▸ **Given task**: Reproduce the data exactly.

▸ **Materials provided**:
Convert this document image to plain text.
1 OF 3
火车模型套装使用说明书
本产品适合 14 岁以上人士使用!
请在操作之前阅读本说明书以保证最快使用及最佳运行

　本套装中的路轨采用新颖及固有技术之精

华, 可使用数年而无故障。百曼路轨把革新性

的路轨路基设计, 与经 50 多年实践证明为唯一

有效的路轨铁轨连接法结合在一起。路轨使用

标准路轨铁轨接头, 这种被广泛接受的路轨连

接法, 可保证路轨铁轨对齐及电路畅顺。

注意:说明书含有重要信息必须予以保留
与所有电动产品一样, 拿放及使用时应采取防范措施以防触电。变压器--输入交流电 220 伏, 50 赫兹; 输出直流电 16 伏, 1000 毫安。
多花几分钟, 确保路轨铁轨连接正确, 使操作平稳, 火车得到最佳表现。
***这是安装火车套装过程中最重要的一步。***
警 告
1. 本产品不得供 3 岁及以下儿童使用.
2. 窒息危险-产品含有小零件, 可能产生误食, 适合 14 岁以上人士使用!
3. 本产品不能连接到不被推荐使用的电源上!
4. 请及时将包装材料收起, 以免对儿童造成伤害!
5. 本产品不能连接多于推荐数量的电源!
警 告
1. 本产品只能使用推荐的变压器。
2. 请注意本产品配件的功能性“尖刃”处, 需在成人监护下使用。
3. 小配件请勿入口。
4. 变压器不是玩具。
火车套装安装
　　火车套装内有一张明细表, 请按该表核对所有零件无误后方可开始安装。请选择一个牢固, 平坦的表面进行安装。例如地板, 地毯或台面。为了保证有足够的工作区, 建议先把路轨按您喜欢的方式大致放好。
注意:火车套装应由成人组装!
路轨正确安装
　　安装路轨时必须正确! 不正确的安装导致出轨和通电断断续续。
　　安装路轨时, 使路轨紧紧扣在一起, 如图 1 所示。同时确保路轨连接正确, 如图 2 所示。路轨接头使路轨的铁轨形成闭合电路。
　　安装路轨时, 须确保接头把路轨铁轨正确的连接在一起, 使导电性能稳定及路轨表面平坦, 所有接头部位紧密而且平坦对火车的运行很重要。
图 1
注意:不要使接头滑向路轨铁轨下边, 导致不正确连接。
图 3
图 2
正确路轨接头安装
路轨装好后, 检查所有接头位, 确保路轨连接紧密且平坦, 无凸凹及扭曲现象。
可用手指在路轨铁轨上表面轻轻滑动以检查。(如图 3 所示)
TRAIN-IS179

▸ **Completed exercise**:
Convert this document image to plain text.
1 OF 3
火车模型套装使用说明书
本产品适合 14 岁以上人士使用!
请在操作之前阅读本说明书以保证最快使用及最佳运行

　本套装中的路轨采用新颖及固有技术之精

华, 可使用数年而无故障。百曼路轨把革新性

的路轨路基设计, 与经 50 多年实践证明为唯一

有效的路轨铁轨连接法结合在一起。路轨使用

标准路轨铁轨接头, 这种被广泛接受的路轨连

接法, 可保证路轨铁轨对齐及电路畅顺。

注意:说明书含有重要信息必须予以保留
与所有电动产品一样, 拿放及使用时应采取防范措施以防触电。变压器--输入交流电 220 伏, 50 赫兹; 输出直流电 16 伏, 1000 毫安。
多花几分钟, 确保路轨铁轨连接正确, 使操作平稳, 火车得到最佳表现。
***这是安装火车套装过程中最重要的一步。***
警 告
1. 本产品不得供 3 岁及以下儿童使用.
2. 窒息危险-产品含有小零件, 可能产生误食, 适合 14 岁以上人士使用!
3. 本产品不能连接到不被推荐使用的电源上!
4. 请及时将包装材料收起, 以免对儿童造成伤害!
5. 本产品不能连接多于推荐数量的电源!
警 告
1. 本产品只能使用推荐的变压器。
2. 请注意本产品配件的功能性“尖刃”处, 需在成人监护下使用。
3. 小配件请勿入口。
4. 变压器不是玩具。
火车套装安装
　　火车套装内有一张明细表, 请按该表核对所有零件无误后方可开始安装。请选择一个牢固, 平坦的表面进行安装。例如地板, 地毯或台面。为了保证有足够的工作区, 建议先把路轨按您喜欢的方式大致放好。
注意:火车套装应由成人组装!
路轨正确安装
　　安装路轨时必须正确! 不正确的安装导致出轨和通电断断续续。
　　安装路轨时, 使路轨紧紧扣在一起, 如图 1 所示。同时确保路轨连接正确, 如图 2 所示。路轨接头使路轨的铁轨形成闭合电路。
　　安装路轨时, 须确保接头把路轨铁轨正确的连接在一起, 使导电性能稳定及路轨表面平坦, 所有接头部位紧密而且平坦对火车的运行很重要。
图 1
注意:不要使接头滑向路轨铁轨下边, 导致不正确连接。
图 3
图 2
正确路轨接头安装
路轨装好后, 检查所有接头位, 确保路轨连接紧密且平坦, 无凸凹及扭曲现象。
可用手指在路轨铁轨上表面轻轻滑动以检查。(如图 3 所示)
TRAIN-IS179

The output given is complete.